Dorothea Lange's "Migrant Mother, Nipomo, California," 1936 , courtesy of art2art circulating exhibitions, is on exhibit at Lebanon Valley College's Suzanne H. Arnold Art Gallery until March 24.

The state of the human condition has long been a fascination for artists throughout the ages. Whether it has been the opulence of the rich, the beauty of youth or the grace of the body in motion, art has long documented culture, the state of the world and how it has changed over time.

Photographer Dorothea Lange (1895-1965) began her career capturing portraits of the professional and moneyed class. Where she truly found her calling was turning her focus upon the causalities of the Great Depression (1929-1939).

Lange’s empathetic images of migrant workers, suffering families and tortured landscapes seared the faces of the Depression into America’s consciousness. Her work raised public awareness of the dire need for federal assistance around the country and helped convince Congress to provide it through the programs of Franklin Roosevelt’s New Deal.

“Dorothea Lange’s America” brings the work of Lange and several other socially conscious photographers of the era to the Suzanne H. Arnold Art Gallery on the Lebanon Valley College campus. This exhibition is as much about the striking images, as it is about their important place in history. The work of Lange and her compatriots truly made a difference in bringing to the attention of those in power the crisis happening around them resulting in effective social change.

It is key to note that Lange did not seek to inspire pity for her subjects, instead she documented the resilience of those experiencing unprecedented hardship, with strength and dignity. She also showed that the hard times of the Great Depression affected the young and old, urban and rural, native-born and immigrant without prejudice.

Lange’s working method was gentle, open and personal, engaging her subjects and winning their consent to be photographed. Her iconic image “Migrant Mother, Nipomo, California” shows a pensive woman looking off into the distance worrying for her seven hungry children as she cradles a sleeping toddler. Her image captures the quiet determination of the woman in the face of overwhelming adversity.

Moreover, there is a sense of empathy rather than pity that is a hallmark of Lange’s work. “Migrant Mother” ultimately became a key piece in the struggle to secure financial relief for families such as the one featured.

Another key theme of the images captured by Lange is the concept of work, either in action or the absence of it. Lange’s “White Angel Breadline” shows a crowd of unemployed men, queued up in a line for food relief. All of the men, except for one, have their backs toward the camera. His singular face gazes outward, appearing to be lonely despite being in a crowd.

The overarching nature of the Great Depression affected all segments of society, and here Lange is able to capture its effects upon the invisible and the marginalized. From capturing unemployed men (“Unemployed Men on Howard Street, San Francisco”), immigrant workers in fields (“Filipinos Cutting Lettuce, Salinas, California”), African-American women (“Woman in Trailer Camp, California”), to abandoned bodies left at rural churches (“Death in the Doorway, Grayson, San Joaquin Valley, California”), Lange brought to light the great hardships that the Great Depression wrought upon the entire nation with arresting imagery that called a nation to action.

Entries ::
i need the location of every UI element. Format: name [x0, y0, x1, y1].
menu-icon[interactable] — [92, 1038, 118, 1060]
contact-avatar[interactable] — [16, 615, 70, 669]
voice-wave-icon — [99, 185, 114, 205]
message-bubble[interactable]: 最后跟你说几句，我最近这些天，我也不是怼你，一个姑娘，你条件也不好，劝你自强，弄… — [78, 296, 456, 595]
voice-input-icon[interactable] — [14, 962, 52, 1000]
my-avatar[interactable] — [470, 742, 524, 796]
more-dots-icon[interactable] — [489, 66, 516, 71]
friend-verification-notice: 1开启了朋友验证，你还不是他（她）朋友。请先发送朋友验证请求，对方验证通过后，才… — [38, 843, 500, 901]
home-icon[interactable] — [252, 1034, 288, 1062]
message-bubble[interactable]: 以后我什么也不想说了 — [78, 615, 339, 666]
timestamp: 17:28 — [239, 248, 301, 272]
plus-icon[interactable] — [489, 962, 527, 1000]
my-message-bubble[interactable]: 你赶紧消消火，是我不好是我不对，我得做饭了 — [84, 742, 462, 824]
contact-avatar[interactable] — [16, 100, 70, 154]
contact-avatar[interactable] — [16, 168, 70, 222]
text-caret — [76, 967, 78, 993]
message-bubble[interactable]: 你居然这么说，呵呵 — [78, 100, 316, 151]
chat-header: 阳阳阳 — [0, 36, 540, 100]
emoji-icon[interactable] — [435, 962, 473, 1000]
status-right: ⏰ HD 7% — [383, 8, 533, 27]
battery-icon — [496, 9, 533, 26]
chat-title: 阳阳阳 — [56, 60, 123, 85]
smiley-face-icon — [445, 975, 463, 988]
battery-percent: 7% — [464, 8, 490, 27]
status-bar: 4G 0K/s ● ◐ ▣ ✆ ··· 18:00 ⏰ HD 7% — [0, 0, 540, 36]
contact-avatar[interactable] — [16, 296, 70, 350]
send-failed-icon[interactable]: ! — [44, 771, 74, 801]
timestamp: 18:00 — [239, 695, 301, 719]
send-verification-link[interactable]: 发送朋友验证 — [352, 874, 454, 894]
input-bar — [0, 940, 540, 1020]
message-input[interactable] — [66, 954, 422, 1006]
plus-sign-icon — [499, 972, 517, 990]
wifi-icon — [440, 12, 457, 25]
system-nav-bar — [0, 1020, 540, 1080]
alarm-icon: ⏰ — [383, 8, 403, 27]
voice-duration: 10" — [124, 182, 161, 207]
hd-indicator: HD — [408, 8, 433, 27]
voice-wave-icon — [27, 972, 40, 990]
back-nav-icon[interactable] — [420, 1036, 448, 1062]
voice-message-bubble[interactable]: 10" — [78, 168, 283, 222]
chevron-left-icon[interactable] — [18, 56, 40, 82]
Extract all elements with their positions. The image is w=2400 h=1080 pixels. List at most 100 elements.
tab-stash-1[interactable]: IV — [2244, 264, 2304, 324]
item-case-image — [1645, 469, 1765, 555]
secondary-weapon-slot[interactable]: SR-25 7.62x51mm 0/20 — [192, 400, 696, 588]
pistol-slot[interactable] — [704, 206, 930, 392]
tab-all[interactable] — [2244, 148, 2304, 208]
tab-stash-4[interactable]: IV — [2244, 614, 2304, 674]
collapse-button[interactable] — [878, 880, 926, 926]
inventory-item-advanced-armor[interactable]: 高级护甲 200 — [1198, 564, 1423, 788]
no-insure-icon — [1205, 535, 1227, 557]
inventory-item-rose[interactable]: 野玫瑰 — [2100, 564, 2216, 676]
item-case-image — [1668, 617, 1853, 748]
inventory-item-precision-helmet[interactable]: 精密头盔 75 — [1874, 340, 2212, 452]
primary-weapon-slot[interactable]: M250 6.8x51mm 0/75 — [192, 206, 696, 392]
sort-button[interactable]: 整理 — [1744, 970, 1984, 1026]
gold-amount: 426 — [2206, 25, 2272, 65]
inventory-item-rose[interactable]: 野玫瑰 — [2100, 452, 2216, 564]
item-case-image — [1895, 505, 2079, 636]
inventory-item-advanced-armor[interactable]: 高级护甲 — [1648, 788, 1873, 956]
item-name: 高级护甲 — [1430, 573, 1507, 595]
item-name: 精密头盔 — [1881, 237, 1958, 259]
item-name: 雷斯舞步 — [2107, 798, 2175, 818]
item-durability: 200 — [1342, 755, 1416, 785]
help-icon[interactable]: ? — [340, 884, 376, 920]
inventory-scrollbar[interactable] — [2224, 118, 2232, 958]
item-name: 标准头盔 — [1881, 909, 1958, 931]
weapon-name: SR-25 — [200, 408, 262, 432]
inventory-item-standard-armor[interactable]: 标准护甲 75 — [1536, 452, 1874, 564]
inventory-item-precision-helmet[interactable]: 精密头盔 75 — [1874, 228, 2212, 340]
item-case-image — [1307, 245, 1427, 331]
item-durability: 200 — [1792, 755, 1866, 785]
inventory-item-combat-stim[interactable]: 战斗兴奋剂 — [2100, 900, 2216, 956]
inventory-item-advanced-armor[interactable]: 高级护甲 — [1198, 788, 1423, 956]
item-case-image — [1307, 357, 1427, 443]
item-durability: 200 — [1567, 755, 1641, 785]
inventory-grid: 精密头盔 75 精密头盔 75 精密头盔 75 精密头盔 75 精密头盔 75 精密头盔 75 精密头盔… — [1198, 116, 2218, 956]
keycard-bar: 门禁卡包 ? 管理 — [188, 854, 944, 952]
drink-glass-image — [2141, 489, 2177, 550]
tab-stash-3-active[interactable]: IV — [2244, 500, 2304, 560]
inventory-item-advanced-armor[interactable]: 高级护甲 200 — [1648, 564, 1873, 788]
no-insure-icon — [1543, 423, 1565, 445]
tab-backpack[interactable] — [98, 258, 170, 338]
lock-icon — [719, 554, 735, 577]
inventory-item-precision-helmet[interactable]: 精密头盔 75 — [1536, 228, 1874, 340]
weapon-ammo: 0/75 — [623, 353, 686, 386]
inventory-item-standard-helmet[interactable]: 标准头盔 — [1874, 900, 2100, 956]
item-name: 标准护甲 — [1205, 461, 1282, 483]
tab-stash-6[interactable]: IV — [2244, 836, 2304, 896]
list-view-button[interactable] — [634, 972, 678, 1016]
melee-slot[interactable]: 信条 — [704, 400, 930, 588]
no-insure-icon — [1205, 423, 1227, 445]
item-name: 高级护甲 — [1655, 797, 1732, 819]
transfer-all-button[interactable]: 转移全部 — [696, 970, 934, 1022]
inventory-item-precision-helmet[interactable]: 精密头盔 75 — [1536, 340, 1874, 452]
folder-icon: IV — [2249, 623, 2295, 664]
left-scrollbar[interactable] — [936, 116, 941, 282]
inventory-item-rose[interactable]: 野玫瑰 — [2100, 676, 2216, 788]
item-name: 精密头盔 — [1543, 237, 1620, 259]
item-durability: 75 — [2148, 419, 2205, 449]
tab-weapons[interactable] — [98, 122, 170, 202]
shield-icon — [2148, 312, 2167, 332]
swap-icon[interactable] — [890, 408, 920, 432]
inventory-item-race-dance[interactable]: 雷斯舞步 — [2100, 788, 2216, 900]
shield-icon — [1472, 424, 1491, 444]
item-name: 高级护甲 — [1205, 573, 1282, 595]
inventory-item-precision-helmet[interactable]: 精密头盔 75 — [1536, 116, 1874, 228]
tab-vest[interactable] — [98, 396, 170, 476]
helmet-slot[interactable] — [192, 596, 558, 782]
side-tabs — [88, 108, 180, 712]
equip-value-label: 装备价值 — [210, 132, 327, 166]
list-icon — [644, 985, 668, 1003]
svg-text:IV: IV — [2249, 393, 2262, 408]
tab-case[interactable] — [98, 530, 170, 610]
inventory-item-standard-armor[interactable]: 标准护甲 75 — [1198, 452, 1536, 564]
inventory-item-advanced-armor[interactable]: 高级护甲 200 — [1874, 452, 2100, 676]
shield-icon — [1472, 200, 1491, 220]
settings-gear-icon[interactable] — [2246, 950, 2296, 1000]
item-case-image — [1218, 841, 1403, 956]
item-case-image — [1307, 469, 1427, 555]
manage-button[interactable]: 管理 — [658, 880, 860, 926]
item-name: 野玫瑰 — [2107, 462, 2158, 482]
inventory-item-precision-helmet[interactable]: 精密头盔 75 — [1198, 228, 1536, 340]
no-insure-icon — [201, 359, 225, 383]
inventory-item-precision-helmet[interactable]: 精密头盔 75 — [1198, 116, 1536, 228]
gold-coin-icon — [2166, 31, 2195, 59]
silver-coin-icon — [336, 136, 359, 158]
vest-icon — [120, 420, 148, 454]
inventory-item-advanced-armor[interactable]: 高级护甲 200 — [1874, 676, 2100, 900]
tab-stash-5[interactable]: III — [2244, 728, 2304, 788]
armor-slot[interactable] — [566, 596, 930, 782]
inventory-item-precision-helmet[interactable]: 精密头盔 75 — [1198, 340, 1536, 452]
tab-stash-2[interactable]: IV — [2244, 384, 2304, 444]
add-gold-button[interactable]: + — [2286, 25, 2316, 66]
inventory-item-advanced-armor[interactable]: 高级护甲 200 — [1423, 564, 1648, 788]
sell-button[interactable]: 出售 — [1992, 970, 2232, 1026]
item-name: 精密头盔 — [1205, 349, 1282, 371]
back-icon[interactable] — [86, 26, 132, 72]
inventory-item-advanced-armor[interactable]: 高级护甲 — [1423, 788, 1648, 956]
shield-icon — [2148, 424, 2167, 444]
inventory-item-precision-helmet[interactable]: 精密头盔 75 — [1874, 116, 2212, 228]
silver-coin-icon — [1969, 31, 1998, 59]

Requirements ::
**A.** In the Dorothea Lange article, which gallery is showing "Dorothea Lange's America"?
**B.** Pick up the Dorothea Lange article after its last sentence and keep writing.
The items aren't needed for anything here.

Outputs ::
**A.** The Suzanne H. Arnold Art Gallery at Lebanon Valley College.

**B.**
While best known for her works of the Great Depression era, Lange continued her photographic career with the founding of Aperture Magazine in 1952, as well as exploring the changes in post-World War II America. “Near Milpitas, California” shows the emerging suburbanization process, while “US Highway 40, California” captures human tragedy brought about by the new car culture. Lange was always interested in the America around her.

Also included in “Dorothea Lange’s America” are examples of her contemporaries that likewise sought to document the extreme environments and conditions of the Great Depression. Works such as Walker Evans’ “South Street, New York City” and Marion Post Walcott’s “Migrant Vegetable pickers in line to be paid, near Homestead, Florida,” share both aesthetic sensibilities and sympathies. These artists provide a companion to Lange’s work and demonstrate the widespread trend of Social Documentary Photography in the era.

“Dorothea Lange’s America” includes culturally-celebrated works that truly changed the course of history in the United States. It is a reminder of the important place the arts can play in society to not only provide joy and beauty to the world but also to help change the ills and right the wrongs that befall the vulnerable and marginalized.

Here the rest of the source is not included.